- To do -
A - In the notebook excerpt, restate the output paragraph beginning "Total examples: 3680" as a brief list that keeps its main facts.
B - From the notebook excerpt, reproduce word for word the passage starting at "# Download /" and ending at "print(dataset.classes)".

- Reading text -
<<<<
Defining basic image transforms and load dataset

In [None]:
transform = transforms.Compose([
    transforms.Resize((224, 224)),   # ResNet-18 expects 224×224
    transforms.ToTensor(),
    # normalize with ImageNet means/stds
    transforms.Normalize(
        mean=[0.485, 0.456, 0.406],
        std=[0.229, 0.224, 0.225]
    ),
])

# Download / load OxfordIIITPet
dataset = OxfordIIITPet(
    root='.',
    download=True,
    transform=transform,
    target_types='category'   # returns (image, int_label)
)

print("Total examples:", len(dataset))
print("Example shape:", dataset[0][0].shape, "| Label:", dataset[0][1], "| Class-name:", dataset.classes[dataset[0][1]])

# Print all class names
print("\nAll {} classes (pet breeds):".format(len(dataset.classes)))
print(dataset.classes)


Total examples: 3680
Example shape: torch.Size([3, 224, 224]) | Label: 0 | Class-name: Abyssinian

All 37 classes (pet breeds):
['Abyssinian', 'American Bulldog', 'American Pit Bull Terrier', 'Basset Hound', 'Beagle', 'Bengal', 'Birman', 'Bombay', 'Boxer', 'British Shorthair', 'Chihuahua', 'Egyptian Mau', 'English Cocker Spaniel', 'English Setter', 'German Shorthaired', 'Great Pyrenees', 'Havanese', 'Japanese Chin', 'Keeshond', 'Leonberger', 'Maine Coon', 'Miniature Pinscher', 'Newfoundland', 'Persian', 'Pomeranian', 'Pug', 'Ragdoll', 'Russian Blue', 'Saint Bernard', 'Samoyed', 'Scottish Terrier', 'Shiba Inu', 'Siamese', 'Sphynx', 'Staffordshire Bull Terrier', 'Wheaten Terrier', 'Yorkshire Terrier']


Split class names into seen and unseen

In [None]:
all_classes = dataset.classes
num_classes = len(all_classes)  # Should be 37

# Shuffle deterministically
shuffled = all_classes.copy()
random.shuffle(shuffled)

split_ratio = 0.6
split_index = int(num_classes * split_ratio)

seen_classes = shuffled[:split_index]
unseen_classes = shuffled[split_index:]

print(f"Seen classes ({len(seen_classes)}): {seen_classes}")
print(f"Unseen classes ({len(unseen_classes)}): {unseen_classes}")
>>>>
- Material supplied -
<<<<
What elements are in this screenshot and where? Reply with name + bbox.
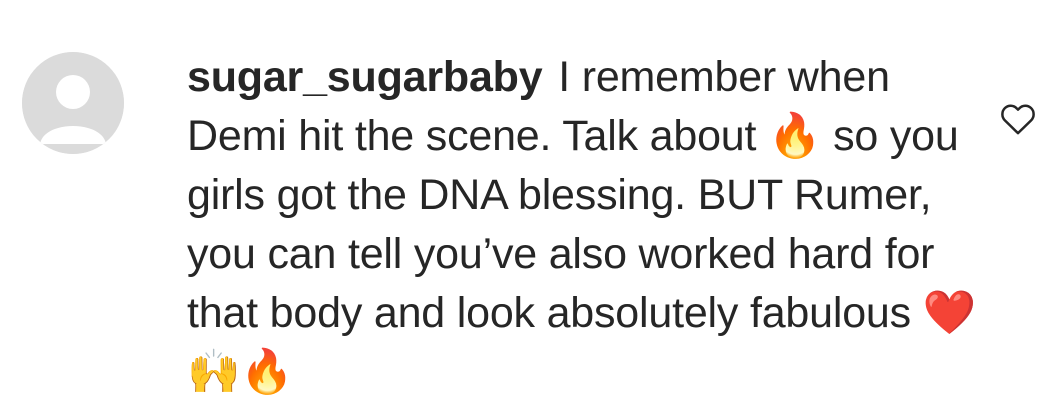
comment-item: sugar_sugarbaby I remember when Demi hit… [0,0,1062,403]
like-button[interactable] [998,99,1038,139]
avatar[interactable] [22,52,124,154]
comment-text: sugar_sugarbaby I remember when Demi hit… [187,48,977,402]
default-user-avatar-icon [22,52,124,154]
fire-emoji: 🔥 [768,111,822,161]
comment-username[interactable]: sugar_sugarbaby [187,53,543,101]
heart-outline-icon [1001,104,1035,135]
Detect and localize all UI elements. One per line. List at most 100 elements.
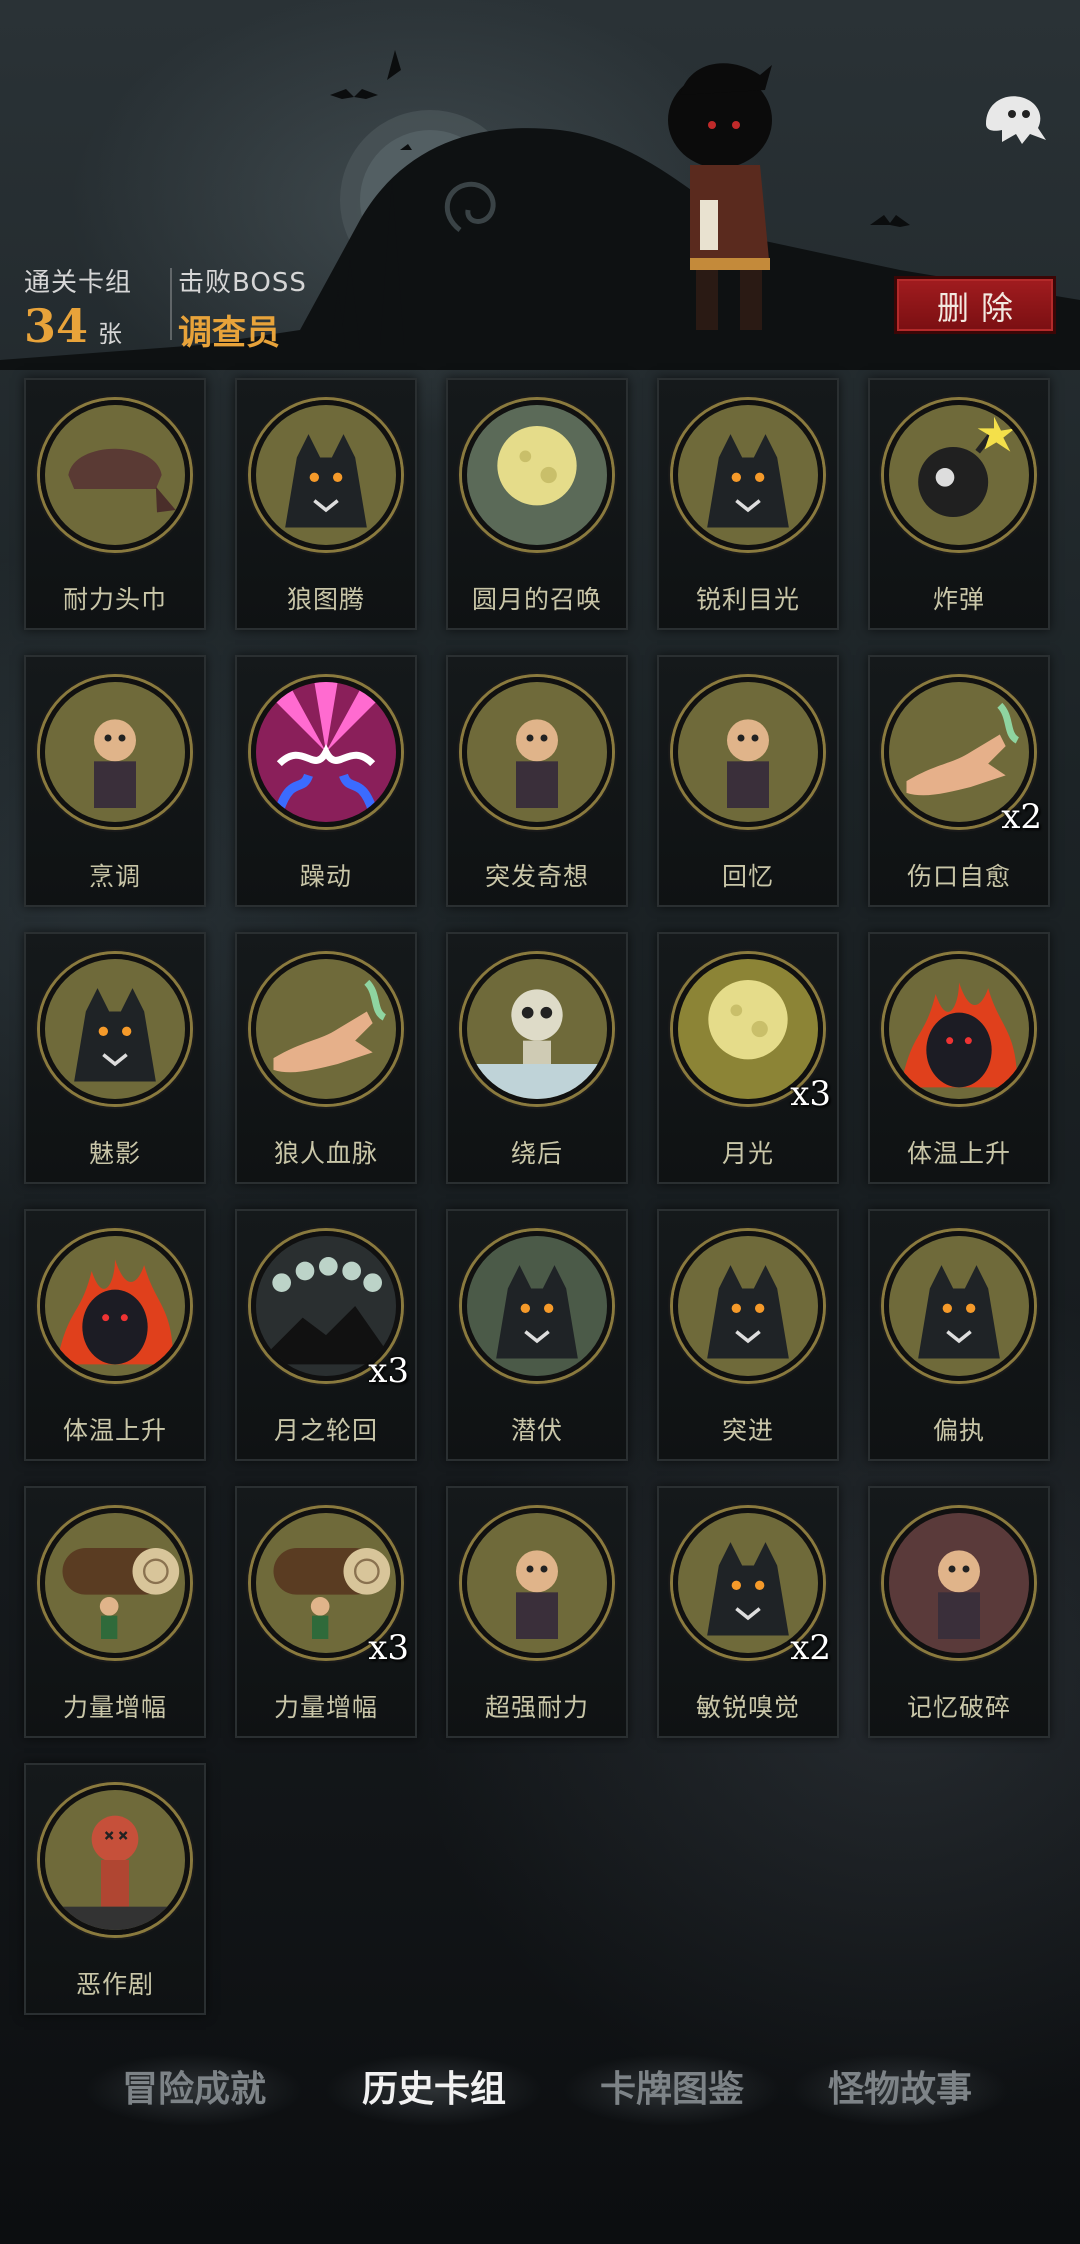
>>>>
<<<<
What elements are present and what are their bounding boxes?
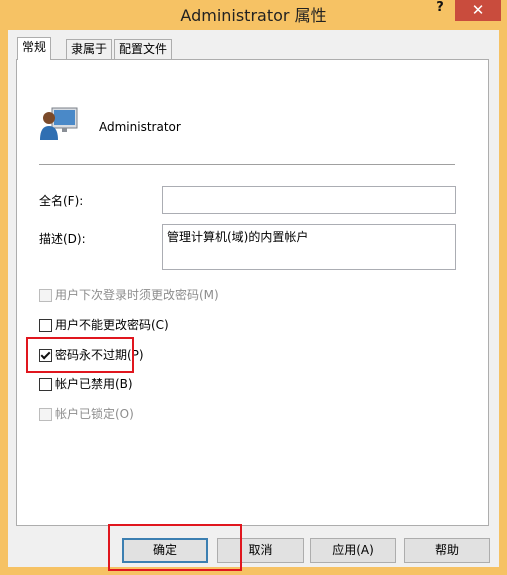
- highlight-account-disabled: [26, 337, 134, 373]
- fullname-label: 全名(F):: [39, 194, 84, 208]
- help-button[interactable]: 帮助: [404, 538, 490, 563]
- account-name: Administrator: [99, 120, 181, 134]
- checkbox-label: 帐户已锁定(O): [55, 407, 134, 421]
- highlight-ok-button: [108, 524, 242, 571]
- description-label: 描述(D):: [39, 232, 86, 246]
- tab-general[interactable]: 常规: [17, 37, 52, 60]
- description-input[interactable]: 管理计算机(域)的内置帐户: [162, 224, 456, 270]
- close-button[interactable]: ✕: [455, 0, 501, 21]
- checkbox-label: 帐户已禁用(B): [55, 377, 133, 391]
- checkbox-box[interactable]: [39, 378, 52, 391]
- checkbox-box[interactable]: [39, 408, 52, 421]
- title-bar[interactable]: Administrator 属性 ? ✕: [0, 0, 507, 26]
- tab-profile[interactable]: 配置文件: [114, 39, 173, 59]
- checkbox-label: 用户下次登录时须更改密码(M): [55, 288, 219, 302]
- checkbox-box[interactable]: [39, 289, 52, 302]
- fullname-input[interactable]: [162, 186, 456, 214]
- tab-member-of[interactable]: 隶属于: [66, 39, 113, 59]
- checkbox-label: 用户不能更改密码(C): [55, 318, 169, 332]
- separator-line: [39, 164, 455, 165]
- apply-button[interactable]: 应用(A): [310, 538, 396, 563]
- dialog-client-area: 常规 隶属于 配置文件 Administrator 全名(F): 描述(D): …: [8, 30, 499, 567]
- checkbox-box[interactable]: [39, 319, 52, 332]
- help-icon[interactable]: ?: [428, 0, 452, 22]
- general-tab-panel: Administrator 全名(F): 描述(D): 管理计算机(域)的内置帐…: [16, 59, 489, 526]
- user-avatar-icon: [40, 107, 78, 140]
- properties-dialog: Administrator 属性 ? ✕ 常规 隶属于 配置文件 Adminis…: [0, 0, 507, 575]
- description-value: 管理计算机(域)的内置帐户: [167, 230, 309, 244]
>>>>
- Complete answers -
A -
- Total examples: 3,680
- Shape of the first example: torch.Size([3, 224, 224])
- Label of the first example: 0
- Class name of the first example: Abyssinian

B -
# Download / load OxfordIIITPet
dataset = OxfordIIITPet(
    root='.',
    download=True,
    transform=transform,
    target_types='category'   # returns (image, int_label)
)

print("Total examples:", len(dataset))
print("Example shape:", dataset[0][0].shape, "| Label:", dataset[0][1], "| Class-name:", dataset.classes[dataset[0][1]])

# Print all class names
print("\nAll {} classes (pet breeds):".format(len(dataset.classes)))
print(dataset.classes)